> **EXERCISE DESCRIPTION**: Lift out each line of the data that holds "项目实战".
* Start *
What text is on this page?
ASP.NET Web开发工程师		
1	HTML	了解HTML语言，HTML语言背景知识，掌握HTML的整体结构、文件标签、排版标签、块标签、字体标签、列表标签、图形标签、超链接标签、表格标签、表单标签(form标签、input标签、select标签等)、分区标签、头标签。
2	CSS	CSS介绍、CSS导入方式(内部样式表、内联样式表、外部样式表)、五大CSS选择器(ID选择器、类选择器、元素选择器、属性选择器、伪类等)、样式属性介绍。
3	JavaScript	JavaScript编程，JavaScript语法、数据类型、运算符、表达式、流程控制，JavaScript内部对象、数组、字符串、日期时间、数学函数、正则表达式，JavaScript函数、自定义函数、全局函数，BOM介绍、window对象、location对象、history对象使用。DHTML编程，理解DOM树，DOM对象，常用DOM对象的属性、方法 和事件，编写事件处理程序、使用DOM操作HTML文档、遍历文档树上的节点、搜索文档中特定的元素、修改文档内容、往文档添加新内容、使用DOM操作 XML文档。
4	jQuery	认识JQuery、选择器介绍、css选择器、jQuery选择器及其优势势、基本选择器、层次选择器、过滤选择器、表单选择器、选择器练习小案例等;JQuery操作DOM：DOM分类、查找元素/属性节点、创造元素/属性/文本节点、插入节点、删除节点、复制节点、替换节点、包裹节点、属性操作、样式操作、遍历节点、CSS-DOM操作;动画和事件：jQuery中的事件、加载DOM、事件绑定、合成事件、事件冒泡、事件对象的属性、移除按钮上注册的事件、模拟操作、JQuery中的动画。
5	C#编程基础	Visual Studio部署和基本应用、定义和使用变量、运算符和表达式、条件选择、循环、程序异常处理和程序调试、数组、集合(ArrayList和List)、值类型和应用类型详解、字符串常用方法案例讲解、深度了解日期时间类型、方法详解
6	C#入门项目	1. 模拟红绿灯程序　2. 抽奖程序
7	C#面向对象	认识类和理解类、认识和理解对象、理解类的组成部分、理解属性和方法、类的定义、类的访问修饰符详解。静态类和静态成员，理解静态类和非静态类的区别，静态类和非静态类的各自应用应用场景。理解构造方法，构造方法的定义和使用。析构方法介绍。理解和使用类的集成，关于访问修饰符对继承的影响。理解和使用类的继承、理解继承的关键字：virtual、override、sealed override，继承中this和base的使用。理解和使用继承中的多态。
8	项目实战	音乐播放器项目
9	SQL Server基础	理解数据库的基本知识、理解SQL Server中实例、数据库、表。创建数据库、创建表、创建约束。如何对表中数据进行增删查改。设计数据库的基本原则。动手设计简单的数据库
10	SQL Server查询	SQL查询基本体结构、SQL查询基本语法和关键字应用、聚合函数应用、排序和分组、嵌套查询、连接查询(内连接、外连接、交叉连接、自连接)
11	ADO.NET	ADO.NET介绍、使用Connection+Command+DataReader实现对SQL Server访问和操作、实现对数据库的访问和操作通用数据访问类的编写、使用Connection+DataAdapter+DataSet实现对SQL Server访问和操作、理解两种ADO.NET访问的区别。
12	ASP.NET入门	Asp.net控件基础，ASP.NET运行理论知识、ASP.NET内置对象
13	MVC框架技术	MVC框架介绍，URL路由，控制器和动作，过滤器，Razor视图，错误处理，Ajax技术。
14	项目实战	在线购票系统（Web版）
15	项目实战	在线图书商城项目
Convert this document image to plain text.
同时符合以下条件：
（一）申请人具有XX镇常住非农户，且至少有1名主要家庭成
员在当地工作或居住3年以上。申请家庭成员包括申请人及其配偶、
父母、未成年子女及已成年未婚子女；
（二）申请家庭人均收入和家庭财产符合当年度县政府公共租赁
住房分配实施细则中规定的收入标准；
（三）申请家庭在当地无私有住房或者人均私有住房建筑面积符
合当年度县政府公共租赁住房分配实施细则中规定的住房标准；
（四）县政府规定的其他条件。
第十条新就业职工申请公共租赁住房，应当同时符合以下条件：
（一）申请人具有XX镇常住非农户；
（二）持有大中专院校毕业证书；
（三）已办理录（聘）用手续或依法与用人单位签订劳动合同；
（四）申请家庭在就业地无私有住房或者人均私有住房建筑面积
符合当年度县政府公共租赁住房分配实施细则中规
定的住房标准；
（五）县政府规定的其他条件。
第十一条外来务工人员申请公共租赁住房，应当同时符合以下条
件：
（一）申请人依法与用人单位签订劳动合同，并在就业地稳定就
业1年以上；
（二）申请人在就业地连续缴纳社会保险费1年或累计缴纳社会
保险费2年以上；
* End *
> **RESPONSE**:
8	项目实战	音乐播放器项目
14	项目实战	在线购票系统（Web版）
15	项目实战	在线图书商城项目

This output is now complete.